● **EXERCISE TASK**
Search the listing below for the string "阿尼姆斯" and copy every line where it occurs.

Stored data
- - -
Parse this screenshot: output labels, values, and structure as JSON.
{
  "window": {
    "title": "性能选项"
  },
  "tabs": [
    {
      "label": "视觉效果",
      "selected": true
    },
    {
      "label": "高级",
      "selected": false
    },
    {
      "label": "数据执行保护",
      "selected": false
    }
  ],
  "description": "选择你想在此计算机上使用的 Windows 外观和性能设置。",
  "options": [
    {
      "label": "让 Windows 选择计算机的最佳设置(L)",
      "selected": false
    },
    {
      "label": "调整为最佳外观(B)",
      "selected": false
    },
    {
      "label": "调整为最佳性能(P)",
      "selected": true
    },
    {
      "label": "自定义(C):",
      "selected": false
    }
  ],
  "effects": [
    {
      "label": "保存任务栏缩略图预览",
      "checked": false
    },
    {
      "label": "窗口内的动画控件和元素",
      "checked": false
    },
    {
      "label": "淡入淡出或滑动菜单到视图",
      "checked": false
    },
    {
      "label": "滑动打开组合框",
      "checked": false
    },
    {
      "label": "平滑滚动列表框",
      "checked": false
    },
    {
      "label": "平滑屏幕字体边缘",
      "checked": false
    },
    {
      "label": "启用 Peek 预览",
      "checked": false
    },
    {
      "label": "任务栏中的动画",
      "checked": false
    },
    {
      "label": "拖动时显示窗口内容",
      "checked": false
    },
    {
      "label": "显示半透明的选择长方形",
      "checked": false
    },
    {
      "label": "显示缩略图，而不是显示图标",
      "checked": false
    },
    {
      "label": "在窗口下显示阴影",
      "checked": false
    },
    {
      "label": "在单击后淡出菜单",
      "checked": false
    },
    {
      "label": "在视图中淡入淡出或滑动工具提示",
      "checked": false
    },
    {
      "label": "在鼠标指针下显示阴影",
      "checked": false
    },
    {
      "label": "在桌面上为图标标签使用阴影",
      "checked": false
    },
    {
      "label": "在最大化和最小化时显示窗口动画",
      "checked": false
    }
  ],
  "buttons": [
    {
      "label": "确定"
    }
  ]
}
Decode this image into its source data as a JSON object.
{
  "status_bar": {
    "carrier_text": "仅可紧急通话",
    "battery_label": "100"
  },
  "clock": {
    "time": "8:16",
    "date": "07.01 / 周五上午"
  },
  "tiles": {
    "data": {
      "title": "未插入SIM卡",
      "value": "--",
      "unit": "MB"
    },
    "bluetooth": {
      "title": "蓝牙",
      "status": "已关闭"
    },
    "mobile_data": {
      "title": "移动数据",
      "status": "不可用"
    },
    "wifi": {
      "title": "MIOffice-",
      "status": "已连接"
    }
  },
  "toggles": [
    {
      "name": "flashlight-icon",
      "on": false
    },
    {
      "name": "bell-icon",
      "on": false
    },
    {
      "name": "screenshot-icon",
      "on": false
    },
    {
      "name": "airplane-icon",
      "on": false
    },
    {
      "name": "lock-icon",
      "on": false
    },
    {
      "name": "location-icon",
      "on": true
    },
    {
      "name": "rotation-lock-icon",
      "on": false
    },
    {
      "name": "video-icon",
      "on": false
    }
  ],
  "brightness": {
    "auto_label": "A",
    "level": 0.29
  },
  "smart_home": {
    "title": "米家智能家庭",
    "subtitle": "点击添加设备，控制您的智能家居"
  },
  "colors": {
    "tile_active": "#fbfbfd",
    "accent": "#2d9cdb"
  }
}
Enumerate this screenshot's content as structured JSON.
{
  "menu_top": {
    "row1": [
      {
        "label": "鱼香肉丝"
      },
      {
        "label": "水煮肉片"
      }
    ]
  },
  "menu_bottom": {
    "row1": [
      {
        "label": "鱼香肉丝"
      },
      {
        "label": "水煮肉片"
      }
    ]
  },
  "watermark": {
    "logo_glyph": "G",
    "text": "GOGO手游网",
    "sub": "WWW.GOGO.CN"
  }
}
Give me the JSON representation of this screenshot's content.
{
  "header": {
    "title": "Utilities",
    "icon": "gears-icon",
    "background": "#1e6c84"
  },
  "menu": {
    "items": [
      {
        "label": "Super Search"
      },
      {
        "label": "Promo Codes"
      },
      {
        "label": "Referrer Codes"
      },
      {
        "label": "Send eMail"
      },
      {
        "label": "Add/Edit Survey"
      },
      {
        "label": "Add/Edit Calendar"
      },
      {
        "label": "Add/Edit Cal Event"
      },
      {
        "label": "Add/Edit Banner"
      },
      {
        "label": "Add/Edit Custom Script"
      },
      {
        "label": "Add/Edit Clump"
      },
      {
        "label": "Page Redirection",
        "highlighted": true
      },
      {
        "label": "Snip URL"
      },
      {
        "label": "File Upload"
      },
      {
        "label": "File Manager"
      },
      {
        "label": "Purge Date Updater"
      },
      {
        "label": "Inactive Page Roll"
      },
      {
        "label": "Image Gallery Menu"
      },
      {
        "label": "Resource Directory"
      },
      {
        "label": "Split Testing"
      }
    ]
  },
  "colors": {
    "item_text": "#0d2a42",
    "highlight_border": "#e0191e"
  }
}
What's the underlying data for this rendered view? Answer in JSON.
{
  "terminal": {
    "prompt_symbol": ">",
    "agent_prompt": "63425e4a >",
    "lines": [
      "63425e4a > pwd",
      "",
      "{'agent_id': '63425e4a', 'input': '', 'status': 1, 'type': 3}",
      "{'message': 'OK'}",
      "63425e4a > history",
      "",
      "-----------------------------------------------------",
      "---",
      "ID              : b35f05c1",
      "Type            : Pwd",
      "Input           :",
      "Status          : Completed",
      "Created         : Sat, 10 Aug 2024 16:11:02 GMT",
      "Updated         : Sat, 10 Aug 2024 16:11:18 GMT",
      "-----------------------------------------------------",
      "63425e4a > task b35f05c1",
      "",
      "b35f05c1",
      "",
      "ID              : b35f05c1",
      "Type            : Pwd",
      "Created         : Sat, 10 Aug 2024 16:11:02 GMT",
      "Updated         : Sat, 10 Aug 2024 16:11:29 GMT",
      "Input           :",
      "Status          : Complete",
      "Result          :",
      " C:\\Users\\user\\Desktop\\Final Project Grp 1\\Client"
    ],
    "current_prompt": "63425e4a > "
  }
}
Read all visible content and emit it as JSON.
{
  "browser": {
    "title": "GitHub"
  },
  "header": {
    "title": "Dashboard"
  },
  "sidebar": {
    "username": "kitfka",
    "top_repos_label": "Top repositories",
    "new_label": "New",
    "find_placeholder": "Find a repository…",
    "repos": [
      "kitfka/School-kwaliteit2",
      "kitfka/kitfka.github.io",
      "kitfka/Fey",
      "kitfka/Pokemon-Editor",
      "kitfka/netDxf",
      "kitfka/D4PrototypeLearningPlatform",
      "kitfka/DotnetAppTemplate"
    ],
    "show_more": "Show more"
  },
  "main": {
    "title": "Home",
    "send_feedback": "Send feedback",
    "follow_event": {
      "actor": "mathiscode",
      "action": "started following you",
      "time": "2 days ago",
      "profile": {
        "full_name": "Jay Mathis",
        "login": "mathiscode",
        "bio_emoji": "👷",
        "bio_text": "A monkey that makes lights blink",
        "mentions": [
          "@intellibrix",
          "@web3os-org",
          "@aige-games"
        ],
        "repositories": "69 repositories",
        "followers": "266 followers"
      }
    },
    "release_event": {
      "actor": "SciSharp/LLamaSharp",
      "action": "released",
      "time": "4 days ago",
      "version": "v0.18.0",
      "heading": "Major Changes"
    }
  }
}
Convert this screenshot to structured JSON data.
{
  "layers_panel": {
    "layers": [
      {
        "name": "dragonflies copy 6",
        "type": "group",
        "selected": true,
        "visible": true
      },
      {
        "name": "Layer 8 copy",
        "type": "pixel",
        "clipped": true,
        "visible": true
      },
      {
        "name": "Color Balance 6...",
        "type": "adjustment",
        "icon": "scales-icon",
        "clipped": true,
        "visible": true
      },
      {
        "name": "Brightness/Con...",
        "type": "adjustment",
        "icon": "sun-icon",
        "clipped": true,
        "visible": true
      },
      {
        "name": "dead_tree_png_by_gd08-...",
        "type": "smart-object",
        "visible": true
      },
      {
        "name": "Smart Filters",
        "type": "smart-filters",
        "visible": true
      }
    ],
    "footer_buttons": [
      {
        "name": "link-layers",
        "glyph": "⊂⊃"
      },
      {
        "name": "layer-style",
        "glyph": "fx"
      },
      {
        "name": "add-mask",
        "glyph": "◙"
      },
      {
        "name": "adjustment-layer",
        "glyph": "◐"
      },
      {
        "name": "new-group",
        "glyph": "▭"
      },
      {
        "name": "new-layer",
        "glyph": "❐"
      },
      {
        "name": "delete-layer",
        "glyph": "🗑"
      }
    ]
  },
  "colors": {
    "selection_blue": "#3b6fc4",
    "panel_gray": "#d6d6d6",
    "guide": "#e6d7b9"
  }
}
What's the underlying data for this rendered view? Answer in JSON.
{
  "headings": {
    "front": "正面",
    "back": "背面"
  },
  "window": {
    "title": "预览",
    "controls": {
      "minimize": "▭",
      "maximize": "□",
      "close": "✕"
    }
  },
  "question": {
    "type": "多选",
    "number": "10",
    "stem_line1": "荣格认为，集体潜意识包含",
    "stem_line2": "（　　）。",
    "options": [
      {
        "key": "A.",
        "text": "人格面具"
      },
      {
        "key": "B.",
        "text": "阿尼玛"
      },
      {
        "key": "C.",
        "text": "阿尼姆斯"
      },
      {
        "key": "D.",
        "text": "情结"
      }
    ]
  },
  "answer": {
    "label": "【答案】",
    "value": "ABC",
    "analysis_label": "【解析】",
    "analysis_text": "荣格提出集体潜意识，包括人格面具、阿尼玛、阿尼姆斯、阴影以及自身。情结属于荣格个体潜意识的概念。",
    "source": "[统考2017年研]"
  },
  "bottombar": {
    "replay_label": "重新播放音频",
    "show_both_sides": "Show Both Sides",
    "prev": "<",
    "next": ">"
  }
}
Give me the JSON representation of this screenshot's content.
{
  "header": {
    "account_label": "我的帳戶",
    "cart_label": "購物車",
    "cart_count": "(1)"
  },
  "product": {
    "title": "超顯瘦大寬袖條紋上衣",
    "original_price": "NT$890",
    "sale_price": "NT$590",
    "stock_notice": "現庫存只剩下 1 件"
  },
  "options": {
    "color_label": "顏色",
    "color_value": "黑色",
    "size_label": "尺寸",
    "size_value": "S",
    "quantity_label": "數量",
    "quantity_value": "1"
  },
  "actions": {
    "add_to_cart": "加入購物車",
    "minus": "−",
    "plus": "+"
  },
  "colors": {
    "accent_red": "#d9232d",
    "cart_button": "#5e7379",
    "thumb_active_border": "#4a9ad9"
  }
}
- - -
● **FINAL RESULT**
        "text": "阿尼姆斯"
    "analysis_text": "荣格提出集体潜意识，包括人格面具、阿尼玛、阿尼姆斯、阴影以及自身。情结属于荣格个体潜意识的概念。",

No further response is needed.